--- Begin ---
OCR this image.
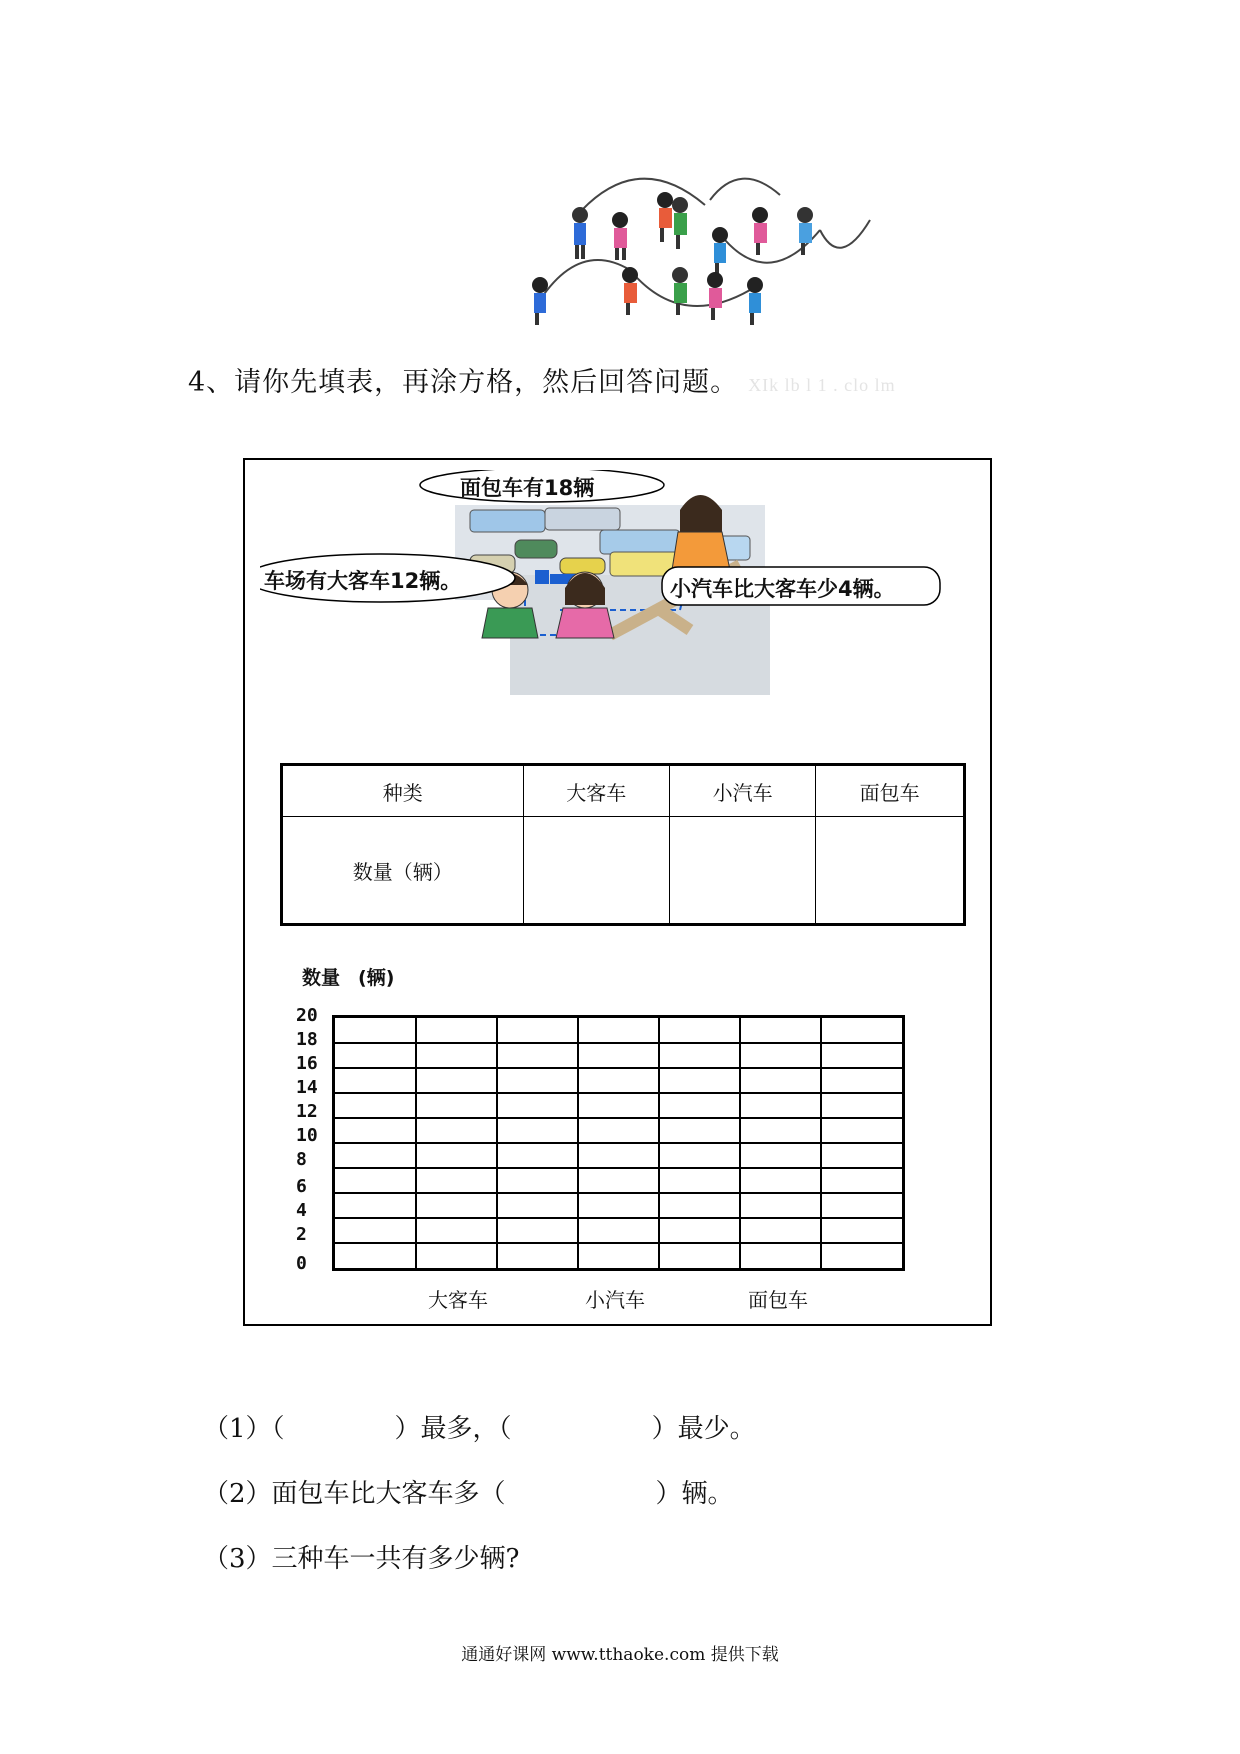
4、请你先填表，再涂方格，然后回答问题。 XIk lb l 1 . clo lm
面包车有18辆
车场有大客车12辆。	小汽车比大客车少4辆。
种类	大客车	小汽车	面包车
数量（辆）			
数量 (辆)
20
18
16
14
12
10
8
6
4
2
0
大客车	小汽车	面包车
（1）（	）最多，（	）最少。
（2）面包车比大客车多（	）辆。
（3）三种车一共有多少辆?
通通好课网 www.tthaoke.com 提供下载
--- End ---
**Work to be completed:** Except for the pictures, reproduce every line exactly.

**Solution for this exercise:**
OCR this image.
4、请你先填表，再涂方格，然后回答问题。 XIk lb l 1 . clo lm
面包车有18辆
车场有大客车12辆。	小汽车比大客车少4辆。
种类	大客车	小汽车	面包车
数量（辆）			
数量 (辆)
20
18
16
14
12
10
8
6
4
2
0
大客车	小汽车	面包车
（1）（	）最多，（	）最少。
（2）面包车比大客车多（	）辆。
（3）三种车一共有多少辆?
通通好课网 www.tthaoke.com 提供下载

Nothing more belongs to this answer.